- GOAL -
Please output the records below in full, exactly as given, but without the images.

= = = =

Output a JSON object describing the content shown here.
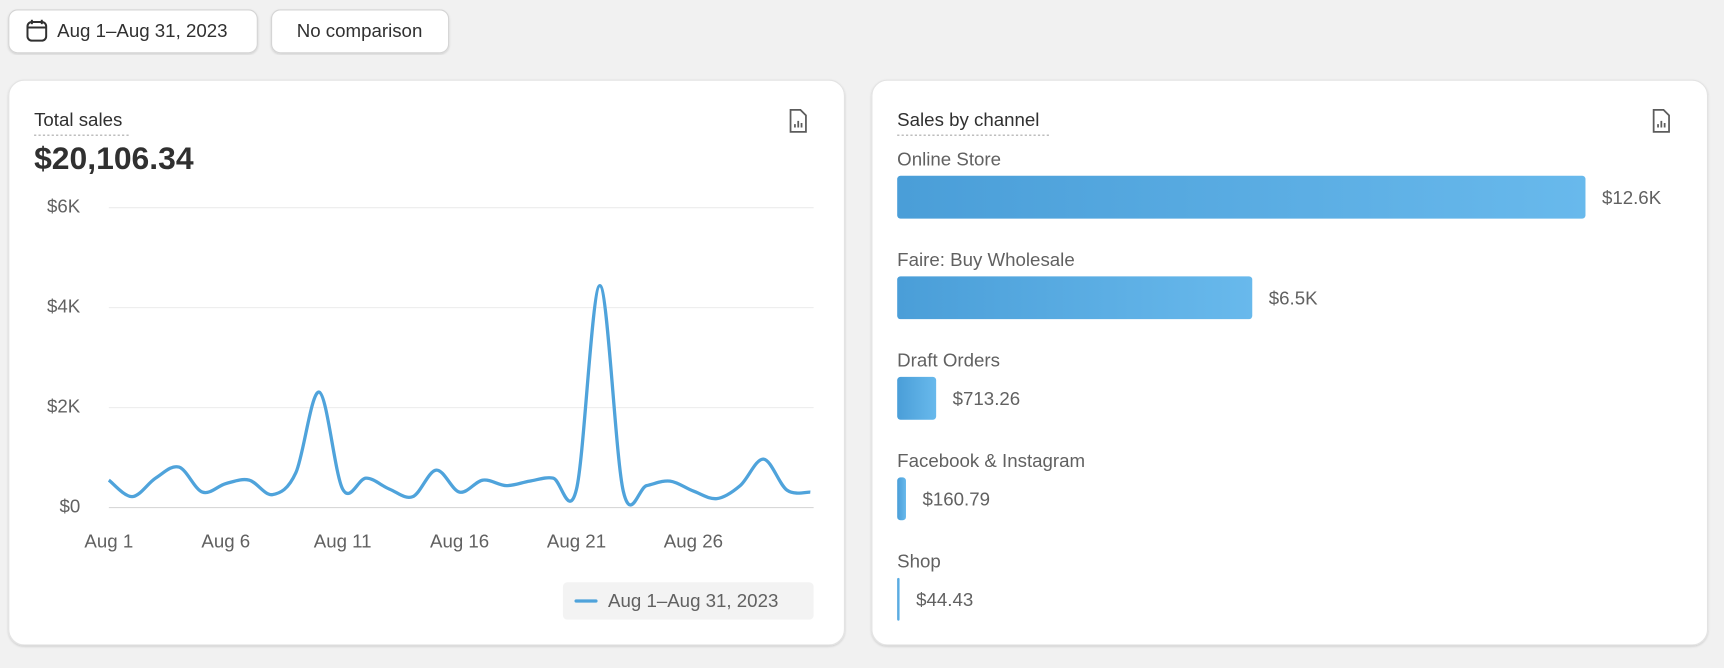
{
  "toolbar": {
    "date_range": "Aug 1–Aug 31, 2023",
    "comparison": "No comparison"
  },
  "chart_data": [
    {
      "type": "line",
      "title": "Total sales",
      "total": "$20,106.34",
      "categories": [
        "Aug 1",
        null,
        null,
        null,
        null,
        "Aug 6",
        null,
        null,
        null,
        null,
        "Aug 11",
        null,
        null,
        null,
        null,
        "Aug 16",
        null,
        null,
        null,
        null,
        "Aug 21",
        null,
        null,
        null,
        null,
        "Aug 26",
        null,
        null,
        null,
        null,
        null
      ],
      "series": [
        {
          "name": "Aug 1–Aug 31, 2023",
          "color": "#4fa3db",
          "values": [
            550,
            220,
            590,
            810,
            310,
            480,
            550,
            260,
            700,
            2310,
            370,
            590,
            370,
            220,
            750,
            310,
            550,
            440,
            530,
            590,
            370,
            4440,
            330,
            440,
            530,
            330,
            180,
            440,
            970,
            350,
            310
          ]
        }
      ],
      "ylim": [
        0,
        6000
      ],
      "yticks": [
        {
          "value": 0,
          "label": "$0"
        },
        {
          "value": 2000,
          "label": "$2K"
        },
        {
          "value": 4000,
          "label": "$4K"
        },
        {
          "value": 6000,
          "label": "$6K"
        }
      ],
      "grid": true
    },
    {
      "type": "bar",
      "orientation": "horizontal",
      "title": "Sales by channel",
      "categories": [
        "Online Store",
        "Faire: Buy Wholesale",
        "Draft Orders",
        "Facebook & Instagram",
        "Shop"
      ],
      "values": [
        12600,
        6500,
        713.26,
        160.79,
        44.43
      ],
      "value_labels": [
        "$12.6K",
        "$6.5K",
        "$713.26",
        "$160.79",
        "$44.43"
      ],
      "color": "#50a2dc"
    }
  ]
}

= = = =

- ANSWER TO THE TASK -
Output a JSON object describing the content shown here.
{
  "toolbar": {
    "date_range": "Aug 1–Aug 31, 2023",
    "comparison": "No comparison"
  },
  "chart_data": [
    {
      "type": "line",
      "title": "Total sales",
      "total": "$20,106.34",
      "categories": [
        "Aug 1",
        null,
        null,
        null,
        null,
        "Aug 6",
        null,
        null,
        null,
        null,
        "Aug 11",
        null,
        null,
        null,
        null,
        "Aug 16",
        null,
        null,
        null,
        null,
        "Aug 21",
        null,
        null,
        null,
        null,
        "Aug 26",
        null,
        null,
        null,
        null,
        null
      ],
      "series": [
        {
          "name": "Aug 1–Aug 31, 2023",
          "color": "#4fa3db",
          "values": [
            550,
            220,
            590,
            810,
            310,
            480,
            550,
            260,
            700,
            2310,
            370,
            590,
            370,
            220,
            750,
            310,
            550,
            440,
            530,
            590,
            370,
            4440,
            330,
            440,
            530,
            330,
            180,
            440,
            970,
            350,
            310
          ]
        }
      ],
      "ylim": [
        0,
        6000
      ],
      "yticks": [
        {
          "value": 0,
          "label": "$0"
        },
        {
          "value": 2000,
          "label": "$2K"
        },
        {
          "value": 4000,
          "label": "$4K"
        },
        {
          "value": 6000,
          "label": "$6K"
        }
      ],
      "grid": true
    },
    {
      "type": "bar",
      "orientation": "horizontal",
      "title": "Sales by channel",
      "categories": [
        "Online Store",
        "Faire: Buy Wholesale",
        "Draft Orders",
        "Facebook & Instagram",
        "Shop"
      ],
      "values": [
        12600,
        6500,
        713.26,
        160.79,
        44.43
      ],
      "value_labels": [
        "$12.6K",
        "$6.5K",
        "$713.26",
        "$160.79",
        "$44.43"
      ],
      "color": "#50a2dc"
    }
  ]
}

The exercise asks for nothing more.